• AIM: Return the complete listing that follows, with each line reproduced exactly.

+++ SUPPLIED RECORDS +++

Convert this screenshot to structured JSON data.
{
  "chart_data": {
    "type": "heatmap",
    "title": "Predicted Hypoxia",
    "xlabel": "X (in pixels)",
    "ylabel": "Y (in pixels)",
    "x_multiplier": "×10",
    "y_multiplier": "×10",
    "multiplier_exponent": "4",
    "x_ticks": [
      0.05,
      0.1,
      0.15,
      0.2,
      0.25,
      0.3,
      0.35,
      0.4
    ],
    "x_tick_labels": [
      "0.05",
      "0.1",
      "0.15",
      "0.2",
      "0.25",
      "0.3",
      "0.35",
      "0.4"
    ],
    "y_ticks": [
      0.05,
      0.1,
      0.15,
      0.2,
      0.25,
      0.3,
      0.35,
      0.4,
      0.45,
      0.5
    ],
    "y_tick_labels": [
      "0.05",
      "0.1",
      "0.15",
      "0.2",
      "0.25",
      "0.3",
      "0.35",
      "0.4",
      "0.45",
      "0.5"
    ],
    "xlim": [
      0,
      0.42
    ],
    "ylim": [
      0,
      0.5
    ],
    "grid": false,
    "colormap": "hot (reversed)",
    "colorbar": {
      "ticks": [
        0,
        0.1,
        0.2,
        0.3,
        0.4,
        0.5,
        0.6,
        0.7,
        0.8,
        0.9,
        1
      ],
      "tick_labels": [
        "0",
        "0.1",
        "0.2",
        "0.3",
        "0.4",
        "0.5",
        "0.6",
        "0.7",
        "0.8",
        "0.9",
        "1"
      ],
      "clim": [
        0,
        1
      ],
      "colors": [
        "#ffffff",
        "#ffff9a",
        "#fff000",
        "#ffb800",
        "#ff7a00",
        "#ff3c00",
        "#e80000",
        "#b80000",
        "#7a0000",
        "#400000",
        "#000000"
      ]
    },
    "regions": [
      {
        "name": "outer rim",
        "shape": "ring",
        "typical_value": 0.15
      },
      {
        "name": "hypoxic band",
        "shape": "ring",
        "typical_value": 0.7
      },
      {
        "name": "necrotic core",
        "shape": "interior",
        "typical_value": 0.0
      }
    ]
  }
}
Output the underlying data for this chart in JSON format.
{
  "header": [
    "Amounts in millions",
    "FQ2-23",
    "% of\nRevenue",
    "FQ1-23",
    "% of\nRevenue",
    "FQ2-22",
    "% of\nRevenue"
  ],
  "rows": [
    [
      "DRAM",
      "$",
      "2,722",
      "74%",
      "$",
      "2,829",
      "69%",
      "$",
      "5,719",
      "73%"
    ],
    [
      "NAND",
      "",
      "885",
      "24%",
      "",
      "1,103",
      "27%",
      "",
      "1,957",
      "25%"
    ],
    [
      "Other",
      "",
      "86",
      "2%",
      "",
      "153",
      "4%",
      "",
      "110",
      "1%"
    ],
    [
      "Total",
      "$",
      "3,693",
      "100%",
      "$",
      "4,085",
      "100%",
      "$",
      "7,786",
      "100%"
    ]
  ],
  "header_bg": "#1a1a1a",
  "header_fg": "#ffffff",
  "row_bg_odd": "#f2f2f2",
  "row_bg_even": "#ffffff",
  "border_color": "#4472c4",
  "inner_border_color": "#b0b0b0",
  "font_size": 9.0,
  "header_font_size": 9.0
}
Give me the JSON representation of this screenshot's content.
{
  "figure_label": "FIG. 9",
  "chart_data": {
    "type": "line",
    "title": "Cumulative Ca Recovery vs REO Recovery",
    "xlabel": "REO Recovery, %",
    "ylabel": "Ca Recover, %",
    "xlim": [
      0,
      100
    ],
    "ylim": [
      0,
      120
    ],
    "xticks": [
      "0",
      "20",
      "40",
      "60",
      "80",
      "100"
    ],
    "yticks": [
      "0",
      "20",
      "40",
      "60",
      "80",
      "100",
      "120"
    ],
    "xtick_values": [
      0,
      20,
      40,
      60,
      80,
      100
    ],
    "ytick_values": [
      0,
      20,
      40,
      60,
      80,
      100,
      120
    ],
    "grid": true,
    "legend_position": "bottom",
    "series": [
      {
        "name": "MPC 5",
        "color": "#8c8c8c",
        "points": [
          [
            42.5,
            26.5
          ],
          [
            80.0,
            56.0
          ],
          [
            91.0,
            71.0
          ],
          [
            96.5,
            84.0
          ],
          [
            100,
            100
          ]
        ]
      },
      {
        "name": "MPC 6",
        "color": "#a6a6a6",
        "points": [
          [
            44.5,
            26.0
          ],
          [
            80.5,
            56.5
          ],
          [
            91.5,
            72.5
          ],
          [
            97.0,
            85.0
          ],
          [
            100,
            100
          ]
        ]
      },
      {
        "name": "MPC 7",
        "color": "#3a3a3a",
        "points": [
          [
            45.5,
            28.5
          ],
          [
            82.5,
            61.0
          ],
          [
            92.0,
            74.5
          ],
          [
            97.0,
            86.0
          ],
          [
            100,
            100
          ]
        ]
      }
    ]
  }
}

+++

• WRITTEN REPLY:
Convert this screenshot to structured JSON data.
{
  "chart_data": {
    "type": "heatmap",
    "title": "Predicted Hypoxia",
    "xlabel": "X (in pixels)",
    "ylabel": "Y (in pixels)",
    "x_multiplier": "×10",
    "y_multiplier": "×10",
    "multiplier_exponent": "4",
    "x_ticks": [
      0.05,
      0.1,
      0.15,
      0.2,
      0.25,
      0.3,
      0.35,
      0.4
    ],
    "x_tick_labels": [
      "0.05",
      "0.1",
      "0.15",
      "0.2",
      "0.25",
      "0.3",
      "0.35",
      "0.4"
    ],
    "y_ticks": [
      0.05,
      0.1,
      0.15,
      0.2,
      0.25,
      0.3,
      0.35,
      0.4,
      0.45,
      0.5
    ],
    "y_tick_labels": [
      "0.05",
      "0.1",
      "0.15",
      "0.2",
      "0.25",
      "0.3",
      "0.35",
      "0.4",
      "0.45",
      "0.5"
    ],
    "xlim": [
      0,
      0.42
    ],
    "ylim": [
      0,
      0.5
    ],
    "grid": false,
    "colormap": "hot (reversed)",
    "colorbar": {
      "ticks": [
        0,
        0.1,
        0.2,
        0.3,
        0.4,
        0.5,
        0.6,
        0.7,
        0.8,
        0.9,
        1
      ],
      "tick_labels": [
        "0",
        "0.1",
        "0.2",
        "0.3",
        "0.4",
        "0.5",
        "0.6",
        "0.7",
        "0.8",
        "0.9",
        "1"
      ],
      "clim": [
        0,
        1
      ],
      "colors": [
        "#ffffff",
        "#ffff9a",
        "#fff000",
        "#ffb800",
        "#ff7a00",
        "#ff3c00",
        "#e80000",
        "#b80000",
        "#7a0000",
        "#400000",
        "#000000"
      ]
    },
    "regions": [
      {
        "name": "outer rim",
        "shape": "ring",
        "typical_value": 0.15
      },
      {
        "name": "hypoxic band",
        "shape": "ring",
        "typical_value": 0.7
      },
      {
        "name": "necrotic core",
        "shape": "interior",
        "typical_value": 0.0
      }
    ]
  }
}
Output the underlying data for this chart in JSON format.
{
  "header": [
    "Amounts in millions",
    "FQ2-23",
    "% of\nRevenue",
    "FQ1-23",
    "% of\nRevenue",
    "FQ2-22",
    "% of\nRevenue"
  ],
  "rows": [
    [
      "DRAM",
      "$",
      "2,722",
      "74%",
      "$",
      "2,829",
      "69%",
      "$",
      "5,719",
      "73%"
    ],
    [
      "NAND",
      "",
      "885",
      "24%",
      "",
      "1,103",
      "27%",
      "",
      "1,957",
      "25%"
    ],
    [
      "Other",
      "",
      "86",
      "2%",
      "",
      "153",
      "4%",
      "",
      "110",
      "1%"
    ],
    [
      "Total",
      "$",
      "3,693",
      "100%",
      "$",
      "4,085",
      "100%",
      "$",
      "7,786",
      "100%"
    ]
  ],
  "header_bg": "#1a1a1a",
  "header_fg": "#ffffff",
  "row_bg_odd": "#f2f2f2",
  "row_bg_even": "#ffffff",
  "border_color": "#4472c4",
  "inner_border_color": "#b0b0b0",
  "font_size": 9.0,
  "header_font_size": 9.0
}
Give me the JSON representation of this screenshot's content.
{
  "figure_label": "FIG. 9",
  "chart_data": {
    "type": "line",
    "title": "Cumulative Ca Recovery vs REO Recovery",
    "xlabel": "REO Recovery, %",
    "ylabel": "Ca Recover, %",
    "xlim": [
      0,
      100
    ],
    "ylim": [
      0,
      120
    ],
    "xticks": [
      "0",
      "20",
      "40",
      "60",
      "80",
      "100"
    ],
    "yticks": [
      "0",
      "20",
      "40",
      "60",
      "80",
      "100",
      "120"
    ],
    "xtick_values": [
      0,
      20,
      40,
      60,
      80,
      100
    ],
    "ytick_values": [
      0,
      20,
      40,
      60,
      80,
      100,
      120
    ],
    "grid": true,
    "legend_position": "bottom",
    "series": [
      {
        "name": "MPC 5",
        "color": "#8c8c8c",
        "points": [
          [
            42.5,
            26.5
          ],
          [
            80.0,
            56.0
          ],
          [
            91.0,
            71.0
          ],
          [
            96.5,
            84.0
          ],
          [
            100,
            100
          ]
        ]
      },
      {
        "name": "MPC 6",
        "color": "#a6a6a6",
        "points": [
          [
            44.5,
            26.0
          ],
          [
            80.5,
            56.5
          ],
          [
            91.5,
            72.5
          ],
          [
            97.0,
            85.0
          ],
          [
            100,
            100
          ]
        ]
      },
      {
        "name": "MPC 7",
        "color": "#3a3a3a",
        "points": [
          [
            45.5,
            28.5
          ],
          [
            82.5,
            61.0
          ],
          [
            92.0,
            74.5
          ],
          [
            97.0,
            86.0
          ],
          [
            100,
            100
          ]
        ]
      }
    ]
  }
}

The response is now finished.